## Text for analysis:
******
159. In addition to feeding the rating agencies bad loan data, Deutsche Bank pressured rating agencies into assigning ratings that Deutsche Bank knew were inflated. For example, in a March 2007 email, obtained by Senate investigators, a Moody’s analyst complained to a

colleague that after Moody’s suggested certain downward rating adjustments for a particular RMBS, a Deutsche Bank investment banker “push[ed] back dearly saying that the deal has been marketed already and that we [Moody’s] came back ‘too late’ with this discovery.” According to the analyst, the investment banker further argued that it was “hard” for Deutsche Bank to

“change the structure at this point,” effectively conceding that the rating assigned to the RMBS would not reflect the actual likelihood of default. Levin-Coburn Report at 280, fn. 1082.
******
## Document structure recognition data:
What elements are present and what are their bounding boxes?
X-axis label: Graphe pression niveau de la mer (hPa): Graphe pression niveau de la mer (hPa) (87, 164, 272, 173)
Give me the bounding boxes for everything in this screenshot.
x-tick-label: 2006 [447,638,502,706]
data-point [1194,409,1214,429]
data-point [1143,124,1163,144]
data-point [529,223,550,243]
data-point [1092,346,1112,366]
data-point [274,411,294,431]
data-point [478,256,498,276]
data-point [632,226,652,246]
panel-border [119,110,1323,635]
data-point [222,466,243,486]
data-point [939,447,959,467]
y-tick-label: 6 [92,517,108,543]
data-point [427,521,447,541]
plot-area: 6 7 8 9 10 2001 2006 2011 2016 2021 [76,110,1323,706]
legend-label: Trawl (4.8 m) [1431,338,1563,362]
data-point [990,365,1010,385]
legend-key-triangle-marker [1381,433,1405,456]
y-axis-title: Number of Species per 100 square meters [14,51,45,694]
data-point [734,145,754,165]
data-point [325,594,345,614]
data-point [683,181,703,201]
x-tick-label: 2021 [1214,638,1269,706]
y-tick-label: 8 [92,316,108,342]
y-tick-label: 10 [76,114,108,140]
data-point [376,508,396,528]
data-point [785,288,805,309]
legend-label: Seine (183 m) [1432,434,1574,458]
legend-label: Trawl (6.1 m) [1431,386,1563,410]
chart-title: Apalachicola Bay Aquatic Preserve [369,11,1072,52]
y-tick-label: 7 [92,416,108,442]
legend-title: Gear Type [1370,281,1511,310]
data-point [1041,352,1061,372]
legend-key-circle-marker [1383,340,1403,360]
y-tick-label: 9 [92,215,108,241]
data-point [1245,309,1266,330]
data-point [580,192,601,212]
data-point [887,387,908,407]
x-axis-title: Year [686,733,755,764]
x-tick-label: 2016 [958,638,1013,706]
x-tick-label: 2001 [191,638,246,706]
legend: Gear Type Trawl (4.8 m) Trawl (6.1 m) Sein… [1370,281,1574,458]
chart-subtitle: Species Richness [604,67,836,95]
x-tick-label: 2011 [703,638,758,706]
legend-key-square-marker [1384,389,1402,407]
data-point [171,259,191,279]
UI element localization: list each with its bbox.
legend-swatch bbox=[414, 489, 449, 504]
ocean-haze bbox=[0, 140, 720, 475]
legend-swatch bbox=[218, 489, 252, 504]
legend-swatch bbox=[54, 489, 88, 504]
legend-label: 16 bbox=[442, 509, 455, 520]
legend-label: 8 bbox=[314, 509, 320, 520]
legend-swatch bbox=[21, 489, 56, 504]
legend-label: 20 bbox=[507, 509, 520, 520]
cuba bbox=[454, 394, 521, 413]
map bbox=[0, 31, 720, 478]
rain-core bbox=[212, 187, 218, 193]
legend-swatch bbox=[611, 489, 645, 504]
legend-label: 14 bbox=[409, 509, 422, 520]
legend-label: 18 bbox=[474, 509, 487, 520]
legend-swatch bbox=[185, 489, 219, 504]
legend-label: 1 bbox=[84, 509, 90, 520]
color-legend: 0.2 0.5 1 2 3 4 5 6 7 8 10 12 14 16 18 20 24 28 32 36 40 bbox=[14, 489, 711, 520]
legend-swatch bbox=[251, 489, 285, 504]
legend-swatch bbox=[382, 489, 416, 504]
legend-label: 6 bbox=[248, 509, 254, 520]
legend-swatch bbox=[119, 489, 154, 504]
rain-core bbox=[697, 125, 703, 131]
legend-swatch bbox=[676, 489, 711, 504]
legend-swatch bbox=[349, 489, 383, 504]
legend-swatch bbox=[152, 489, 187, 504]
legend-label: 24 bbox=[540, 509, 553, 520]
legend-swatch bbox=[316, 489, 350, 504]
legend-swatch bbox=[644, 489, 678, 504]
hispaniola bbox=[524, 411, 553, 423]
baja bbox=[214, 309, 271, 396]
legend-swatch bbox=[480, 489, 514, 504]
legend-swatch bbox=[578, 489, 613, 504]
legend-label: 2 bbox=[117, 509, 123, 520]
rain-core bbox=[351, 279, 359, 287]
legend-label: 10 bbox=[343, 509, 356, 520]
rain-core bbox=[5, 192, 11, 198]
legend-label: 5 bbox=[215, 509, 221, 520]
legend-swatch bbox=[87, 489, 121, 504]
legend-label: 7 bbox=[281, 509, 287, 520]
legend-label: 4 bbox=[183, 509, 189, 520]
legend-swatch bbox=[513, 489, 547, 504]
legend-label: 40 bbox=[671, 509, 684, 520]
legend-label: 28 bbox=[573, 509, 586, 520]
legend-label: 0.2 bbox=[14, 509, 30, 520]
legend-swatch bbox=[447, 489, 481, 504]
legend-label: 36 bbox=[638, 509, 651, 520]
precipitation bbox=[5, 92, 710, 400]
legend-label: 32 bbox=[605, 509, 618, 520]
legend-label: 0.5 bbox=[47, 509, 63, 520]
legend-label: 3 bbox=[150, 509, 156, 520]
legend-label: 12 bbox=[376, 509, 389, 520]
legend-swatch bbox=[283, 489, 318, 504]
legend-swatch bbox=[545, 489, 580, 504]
******
## Using the information:
1 > Set down the part of the passage on Deutsche Bank and the rating agencies starting at "colleague that after" and ending at "280, fn. 1082.".
2 > Resume the passage on Deutsche Bank and the rating agencies after its final sentence.
This listing was taken from a different source than the passage on Deutsche Bank.

## Task answers:
1 >
colleague that after Moody’s suggested certain downward rating adjustments for a particular RMBS, a Deutsche Bank investment banker “push[ed] back dearly saying that the deal has been marketed already and that we [Moody’s] came back ‘too late’ with this discovery.” According to the analyst, the investment banker further argued that it was “hard” for Deutsche Bank to

“change the structure at this point,” effectively conceding that the rating assigned to the RMBS would not reflect the actual likelihood of default. Levin-Coburn Report at 280, fn. 1082.

2 >
160. In another instance, a Deutsche Bank banker expressly encouraged an analyst at Moody’s to focus on short term profits at the expense of rating accuracy. The Former Senior Vice President and Senior Credit Officer at Moody’s, Richard Michalek, testified to the Senate Permanent Subcommittee on Investigations that a Deutsche Bank investment banker once told Michalek: ‘‘I’ll be gone, you’ll be gone. So why are you making life difficult right now over this particular comment?’’ According to Michalek, the comment exemplified “short-term thinking” on the part the investment banks: “Short term, get this deal done, get this quarter closed, get this bonus booked, because I do not know whether or not my group is going to be here at the end of next quarter, so I have to think of this next bonus.” Transcript of Testimony of Richard

Michalek before the Senate Permanent Subcommittee on Investigations, April 23, 2010, Vol. 3 at 44.